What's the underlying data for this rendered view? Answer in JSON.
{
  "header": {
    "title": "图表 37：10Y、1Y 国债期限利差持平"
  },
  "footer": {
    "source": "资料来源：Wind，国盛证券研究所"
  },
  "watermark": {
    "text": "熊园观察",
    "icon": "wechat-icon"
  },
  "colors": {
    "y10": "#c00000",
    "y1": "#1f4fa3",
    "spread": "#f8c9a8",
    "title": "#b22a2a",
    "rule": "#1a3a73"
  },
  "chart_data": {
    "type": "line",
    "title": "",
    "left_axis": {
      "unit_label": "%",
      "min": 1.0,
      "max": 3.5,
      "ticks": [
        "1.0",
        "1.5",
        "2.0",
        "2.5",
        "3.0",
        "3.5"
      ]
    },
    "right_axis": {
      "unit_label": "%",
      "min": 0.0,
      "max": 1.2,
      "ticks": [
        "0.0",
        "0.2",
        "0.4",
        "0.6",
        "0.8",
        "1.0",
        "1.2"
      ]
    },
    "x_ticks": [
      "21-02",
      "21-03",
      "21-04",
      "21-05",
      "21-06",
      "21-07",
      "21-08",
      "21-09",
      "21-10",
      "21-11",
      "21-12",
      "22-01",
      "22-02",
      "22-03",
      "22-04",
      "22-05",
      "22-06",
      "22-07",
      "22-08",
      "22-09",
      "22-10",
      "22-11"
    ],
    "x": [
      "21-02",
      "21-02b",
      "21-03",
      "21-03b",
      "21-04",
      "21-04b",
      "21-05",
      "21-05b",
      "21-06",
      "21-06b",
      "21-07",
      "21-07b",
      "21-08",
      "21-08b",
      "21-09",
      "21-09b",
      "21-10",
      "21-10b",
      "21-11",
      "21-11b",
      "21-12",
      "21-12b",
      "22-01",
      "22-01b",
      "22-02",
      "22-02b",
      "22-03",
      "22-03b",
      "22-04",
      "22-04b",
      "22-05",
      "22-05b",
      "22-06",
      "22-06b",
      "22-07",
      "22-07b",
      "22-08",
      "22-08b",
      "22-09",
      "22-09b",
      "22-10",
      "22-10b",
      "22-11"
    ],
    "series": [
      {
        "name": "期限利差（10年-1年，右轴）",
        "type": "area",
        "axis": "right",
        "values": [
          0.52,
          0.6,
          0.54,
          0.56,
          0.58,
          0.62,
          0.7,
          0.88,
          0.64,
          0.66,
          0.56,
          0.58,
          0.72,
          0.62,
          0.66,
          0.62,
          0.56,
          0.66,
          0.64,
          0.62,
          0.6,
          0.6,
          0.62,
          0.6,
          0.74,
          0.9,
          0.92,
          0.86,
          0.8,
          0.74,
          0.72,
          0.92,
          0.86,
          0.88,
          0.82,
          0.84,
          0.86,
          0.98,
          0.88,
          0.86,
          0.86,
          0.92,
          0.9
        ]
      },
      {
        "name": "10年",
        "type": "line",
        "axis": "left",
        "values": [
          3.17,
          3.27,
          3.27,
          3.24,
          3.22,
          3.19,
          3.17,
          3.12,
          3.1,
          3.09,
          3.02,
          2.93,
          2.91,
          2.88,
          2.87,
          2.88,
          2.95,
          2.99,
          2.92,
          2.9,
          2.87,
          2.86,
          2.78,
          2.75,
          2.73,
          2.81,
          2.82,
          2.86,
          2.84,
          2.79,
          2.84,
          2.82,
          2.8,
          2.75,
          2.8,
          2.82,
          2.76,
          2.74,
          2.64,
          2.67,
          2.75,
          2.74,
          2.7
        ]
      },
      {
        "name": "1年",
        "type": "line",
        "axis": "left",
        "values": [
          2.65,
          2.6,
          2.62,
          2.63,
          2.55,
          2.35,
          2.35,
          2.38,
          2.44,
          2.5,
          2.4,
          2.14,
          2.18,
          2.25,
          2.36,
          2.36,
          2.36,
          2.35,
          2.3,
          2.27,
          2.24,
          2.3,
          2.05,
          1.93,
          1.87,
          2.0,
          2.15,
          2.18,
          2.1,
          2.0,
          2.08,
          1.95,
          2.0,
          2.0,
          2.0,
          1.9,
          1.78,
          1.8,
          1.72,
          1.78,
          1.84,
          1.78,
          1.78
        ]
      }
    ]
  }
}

Exercise task: Extract the complete set of records unchanged.

Answer:
What's the underlying data for this rendered view? Answer in JSON.
{
  "header": {
    "title": "图表 37：10Y、1Y 国债期限利差持平"
  },
  "footer": {
    "source": "资料来源：Wind，国盛证券研究所"
  },
  "watermark": {
    "text": "熊园观察",
    "icon": "wechat-icon"
  },
  "colors": {
    "y10": "#c00000",
    "y1": "#1f4fa3",
    "spread": "#f8c9a8",
    "title": "#b22a2a",
    "rule": "#1a3a73"
  },
  "chart_data": {
    "type": "line",
    "title": "",
    "left_axis": {
      "unit_label": "%",
      "min": 1.0,
      "max": 3.5,
      "ticks": [
        "1.0",
        "1.5",
        "2.0",
        "2.5",
        "3.0",
        "3.5"
      ]
    },
    "right_axis": {
      "unit_label": "%",
      "min": 0.0,
      "max": 1.2,
      "ticks": [
        "0.0",
        "0.2",
        "0.4",
        "0.6",
        "0.8",
        "1.0",
        "1.2"
      ]
    },
    "x_ticks": [
      "21-02",
      "21-03",
      "21-04",
      "21-05",
      "21-06",
      "21-07",
      "21-08",
      "21-09",
      "21-10",
      "21-11",
      "21-12",
      "22-01",
      "22-02",
      "22-03",
      "22-04",
      "22-05",
      "22-06",
      "22-07",
      "22-08",
      "22-09",
      "22-10",
      "22-11"
    ],
    "x": [
      "21-02",
      "21-02b",
      "21-03",
      "21-03b",
      "21-04",
      "21-04b",
      "21-05",
      "21-05b",
      "21-06",
      "21-06b",
      "21-07",
      "21-07b",
      "21-08",
      "21-08b",
      "21-09",
      "21-09b",
      "21-10",
      "21-10b",
      "21-11",
      "21-11b",
      "21-12",
      "21-12b",
      "22-01",
      "22-01b",
      "22-02",
      "22-02b",
      "22-03",
      "22-03b",
      "22-04",
      "22-04b",
      "22-05",
      "22-05b",
      "22-06",
      "22-06b",
      "22-07",
      "22-07b",
      "22-08",
      "22-08b",
      "22-09",
      "22-09b",
      "22-10",
      "22-10b",
      "22-11"
    ],
    "series": [
      {
        "name": "期限利差（10年-1年，右轴）",
        "type": "area",
        "axis": "right",
        "values": [
          0.52,
          0.6,
          0.54,
          0.56,
          0.58,
          0.62,
          0.7,
          0.88,
          0.64,
          0.66,
          0.56,
          0.58,
          0.72,
          0.62,
          0.66,
          0.62,
          0.56,
          0.66,
          0.64,
          0.62,
          0.6,
          0.6,
          0.62,
          0.6,
          0.74,
          0.9,
          0.92,
          0.86,
          0.8,
          0.74,
          0.72,
          0.92,
          0.86,
          0.88,
          0.82,
          0.84,
          0.86,
          0.98,
          0.88,
          0.86,
          0.86,
          0.92,
          0.9
        ]
      },
      {
        "name": "10年",
        "type": "line",
        "axis": "left",
        "values": [
          3.17,
          3.27,
          3.27,
          3.24,
          3.22,
          3.19,
          3.17,
          3.12,
          3.1,
          3.09,
          3.02,
          2.93,
          2.91,
          2.88,
          2.87,
          2.88,
          2.95,
          2.99,
          2.92,
          2.9,
          2.87,
          2.86,
          2.78,
          2.75,
          2.73,
          2.81,
          2.82,
          2.86,
          2.84,
          2.79,
          2.84,
          2.82,
          2.8,
          2.75,
          2.8,
          2.82,
          2.76,
          2.74,
          2.64,
          2.67,
          2.75,
          2.74,
          2.7
        ]
      },
      {
        "name": "1年",
        "type": "line",
        "axis": "left",
        "values": [
          2.65,
          2.6,
          2.62,
          2.63,
          2.55,
          2.35,
          2.35,
          2.38,
          2.44,
          2.5,
          2.4,
          2.14,
          2.18,
          2.25,
          2.36,
          2.36,
          2.36,
          2.35,
          2.3,
          2.27,
          2.24,
          2.3,
          2.05,
          1.93,
          1.87,
          2.0,
          2.15,
          2.18,
          2.1,
          2.0,
          2.08,
          1.95,
          2.0,
          2.0,
          2.0,
          1.9,
          1.78,
          1.8,
          1.72,
          1.78,
          1.84,
          1.78,
          1.78
        ]
      }
    ]
  }
}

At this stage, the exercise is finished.